### What to do
How many lines of these records hold the string "output"? Reply with the number alone.
— BEGIN —
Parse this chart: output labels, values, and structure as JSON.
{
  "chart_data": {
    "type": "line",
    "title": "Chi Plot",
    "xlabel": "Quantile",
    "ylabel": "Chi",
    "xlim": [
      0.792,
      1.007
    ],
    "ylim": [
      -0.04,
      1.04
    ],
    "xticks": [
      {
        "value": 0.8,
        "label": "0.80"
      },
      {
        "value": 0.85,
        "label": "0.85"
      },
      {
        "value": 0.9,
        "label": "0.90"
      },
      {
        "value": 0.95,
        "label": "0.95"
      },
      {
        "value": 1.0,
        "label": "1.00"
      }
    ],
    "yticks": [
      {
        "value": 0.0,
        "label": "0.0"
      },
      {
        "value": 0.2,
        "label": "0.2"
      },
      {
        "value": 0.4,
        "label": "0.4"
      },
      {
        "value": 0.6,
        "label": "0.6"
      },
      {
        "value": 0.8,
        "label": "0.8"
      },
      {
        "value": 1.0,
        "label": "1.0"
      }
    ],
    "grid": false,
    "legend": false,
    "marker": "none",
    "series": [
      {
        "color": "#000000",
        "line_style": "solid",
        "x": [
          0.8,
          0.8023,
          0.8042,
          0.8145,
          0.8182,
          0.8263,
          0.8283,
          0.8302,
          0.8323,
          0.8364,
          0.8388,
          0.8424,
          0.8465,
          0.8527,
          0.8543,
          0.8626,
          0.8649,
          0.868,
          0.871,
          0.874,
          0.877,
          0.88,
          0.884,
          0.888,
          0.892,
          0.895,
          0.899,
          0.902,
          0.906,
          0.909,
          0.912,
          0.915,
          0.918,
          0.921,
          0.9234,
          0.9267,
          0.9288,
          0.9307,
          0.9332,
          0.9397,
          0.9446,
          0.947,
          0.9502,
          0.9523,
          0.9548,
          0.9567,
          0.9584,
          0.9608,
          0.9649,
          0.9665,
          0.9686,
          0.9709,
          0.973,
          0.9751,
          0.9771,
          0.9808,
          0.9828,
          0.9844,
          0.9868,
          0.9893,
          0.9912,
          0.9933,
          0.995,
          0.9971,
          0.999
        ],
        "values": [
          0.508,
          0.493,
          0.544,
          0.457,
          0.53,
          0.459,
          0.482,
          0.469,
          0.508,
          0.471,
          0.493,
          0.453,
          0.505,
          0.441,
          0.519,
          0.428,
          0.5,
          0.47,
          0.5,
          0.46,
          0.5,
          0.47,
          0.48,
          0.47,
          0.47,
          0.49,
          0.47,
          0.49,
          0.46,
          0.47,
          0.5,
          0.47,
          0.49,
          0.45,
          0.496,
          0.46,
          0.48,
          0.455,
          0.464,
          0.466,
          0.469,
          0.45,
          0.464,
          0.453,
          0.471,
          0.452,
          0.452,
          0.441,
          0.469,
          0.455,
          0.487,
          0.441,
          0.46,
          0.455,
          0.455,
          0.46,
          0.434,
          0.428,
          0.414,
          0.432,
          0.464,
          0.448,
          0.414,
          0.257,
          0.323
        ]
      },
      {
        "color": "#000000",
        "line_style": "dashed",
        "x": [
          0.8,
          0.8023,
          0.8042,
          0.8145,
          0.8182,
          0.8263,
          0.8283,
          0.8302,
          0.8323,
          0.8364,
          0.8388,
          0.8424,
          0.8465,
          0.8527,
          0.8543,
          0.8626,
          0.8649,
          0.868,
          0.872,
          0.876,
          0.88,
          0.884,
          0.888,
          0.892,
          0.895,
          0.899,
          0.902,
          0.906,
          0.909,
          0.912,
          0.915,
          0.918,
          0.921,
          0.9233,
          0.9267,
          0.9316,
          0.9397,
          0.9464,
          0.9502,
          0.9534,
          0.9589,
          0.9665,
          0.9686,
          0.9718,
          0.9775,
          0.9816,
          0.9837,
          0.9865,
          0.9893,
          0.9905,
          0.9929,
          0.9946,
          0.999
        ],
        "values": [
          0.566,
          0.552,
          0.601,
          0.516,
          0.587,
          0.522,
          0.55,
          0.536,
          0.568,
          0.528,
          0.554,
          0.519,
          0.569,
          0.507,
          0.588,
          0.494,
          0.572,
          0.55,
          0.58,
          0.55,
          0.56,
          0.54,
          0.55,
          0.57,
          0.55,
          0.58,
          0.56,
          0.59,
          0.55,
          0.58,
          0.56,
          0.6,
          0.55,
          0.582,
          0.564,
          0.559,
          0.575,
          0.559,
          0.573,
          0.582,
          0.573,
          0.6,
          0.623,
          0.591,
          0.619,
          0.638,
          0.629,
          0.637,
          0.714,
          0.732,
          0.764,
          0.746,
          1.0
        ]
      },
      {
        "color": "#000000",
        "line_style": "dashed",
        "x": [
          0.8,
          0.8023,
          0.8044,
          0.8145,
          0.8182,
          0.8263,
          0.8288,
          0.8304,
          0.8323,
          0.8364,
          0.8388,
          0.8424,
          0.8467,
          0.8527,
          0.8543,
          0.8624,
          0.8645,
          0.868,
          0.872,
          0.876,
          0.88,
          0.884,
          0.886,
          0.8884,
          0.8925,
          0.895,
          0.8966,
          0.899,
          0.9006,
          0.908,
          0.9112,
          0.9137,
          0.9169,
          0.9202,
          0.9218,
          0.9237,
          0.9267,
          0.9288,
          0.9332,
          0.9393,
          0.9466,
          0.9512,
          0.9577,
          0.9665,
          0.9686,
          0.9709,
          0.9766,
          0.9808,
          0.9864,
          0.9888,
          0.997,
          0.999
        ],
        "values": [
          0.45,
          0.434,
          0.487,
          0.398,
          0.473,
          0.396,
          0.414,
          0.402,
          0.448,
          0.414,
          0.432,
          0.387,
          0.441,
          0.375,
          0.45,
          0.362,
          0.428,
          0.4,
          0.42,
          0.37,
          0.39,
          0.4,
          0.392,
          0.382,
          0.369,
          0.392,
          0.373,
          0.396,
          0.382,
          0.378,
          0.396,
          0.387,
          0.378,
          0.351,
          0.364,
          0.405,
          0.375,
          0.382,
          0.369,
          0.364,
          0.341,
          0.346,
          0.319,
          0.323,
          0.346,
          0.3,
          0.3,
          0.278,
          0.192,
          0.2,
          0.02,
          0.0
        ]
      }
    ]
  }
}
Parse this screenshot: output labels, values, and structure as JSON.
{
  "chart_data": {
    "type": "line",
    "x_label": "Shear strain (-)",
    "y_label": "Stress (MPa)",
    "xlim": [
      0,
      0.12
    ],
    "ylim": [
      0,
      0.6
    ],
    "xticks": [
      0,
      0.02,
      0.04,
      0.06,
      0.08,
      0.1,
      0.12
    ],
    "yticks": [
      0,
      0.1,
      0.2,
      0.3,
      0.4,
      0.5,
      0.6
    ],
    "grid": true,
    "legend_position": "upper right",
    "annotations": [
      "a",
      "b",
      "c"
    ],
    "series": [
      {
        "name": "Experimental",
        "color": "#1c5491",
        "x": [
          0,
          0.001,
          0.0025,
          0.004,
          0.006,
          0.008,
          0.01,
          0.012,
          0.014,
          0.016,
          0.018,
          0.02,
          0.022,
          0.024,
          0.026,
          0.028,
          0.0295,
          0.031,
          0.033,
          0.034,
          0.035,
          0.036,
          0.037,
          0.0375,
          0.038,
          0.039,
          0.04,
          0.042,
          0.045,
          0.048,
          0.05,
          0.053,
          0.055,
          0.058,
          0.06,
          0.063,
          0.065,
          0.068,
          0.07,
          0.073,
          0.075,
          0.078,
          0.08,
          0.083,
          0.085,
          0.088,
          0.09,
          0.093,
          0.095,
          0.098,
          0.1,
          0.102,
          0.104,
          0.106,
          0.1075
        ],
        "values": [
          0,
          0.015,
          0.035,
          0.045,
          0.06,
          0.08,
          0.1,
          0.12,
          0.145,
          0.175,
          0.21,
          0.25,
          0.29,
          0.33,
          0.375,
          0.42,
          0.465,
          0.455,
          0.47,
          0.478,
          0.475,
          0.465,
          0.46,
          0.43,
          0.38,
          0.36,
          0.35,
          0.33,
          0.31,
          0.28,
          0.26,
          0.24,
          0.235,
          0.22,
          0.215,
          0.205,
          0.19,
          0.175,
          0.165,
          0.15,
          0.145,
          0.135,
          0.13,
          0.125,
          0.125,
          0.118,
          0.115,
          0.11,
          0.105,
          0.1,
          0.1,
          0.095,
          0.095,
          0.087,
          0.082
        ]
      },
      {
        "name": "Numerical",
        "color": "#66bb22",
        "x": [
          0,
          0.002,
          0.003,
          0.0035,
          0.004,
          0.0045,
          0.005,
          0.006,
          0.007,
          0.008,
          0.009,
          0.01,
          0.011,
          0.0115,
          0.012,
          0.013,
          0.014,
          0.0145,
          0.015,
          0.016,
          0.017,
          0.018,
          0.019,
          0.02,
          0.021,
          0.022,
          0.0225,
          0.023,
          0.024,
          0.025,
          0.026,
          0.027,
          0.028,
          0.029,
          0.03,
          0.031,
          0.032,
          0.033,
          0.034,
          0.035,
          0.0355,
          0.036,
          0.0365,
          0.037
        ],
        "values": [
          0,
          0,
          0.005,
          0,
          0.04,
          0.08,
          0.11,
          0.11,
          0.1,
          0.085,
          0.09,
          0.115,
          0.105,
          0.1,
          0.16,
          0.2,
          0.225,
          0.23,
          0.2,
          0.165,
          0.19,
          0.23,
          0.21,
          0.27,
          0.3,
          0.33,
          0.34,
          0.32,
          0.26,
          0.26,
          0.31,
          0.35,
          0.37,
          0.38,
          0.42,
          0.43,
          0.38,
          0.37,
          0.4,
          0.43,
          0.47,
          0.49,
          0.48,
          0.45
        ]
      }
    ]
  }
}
— END —
### Expected answer
2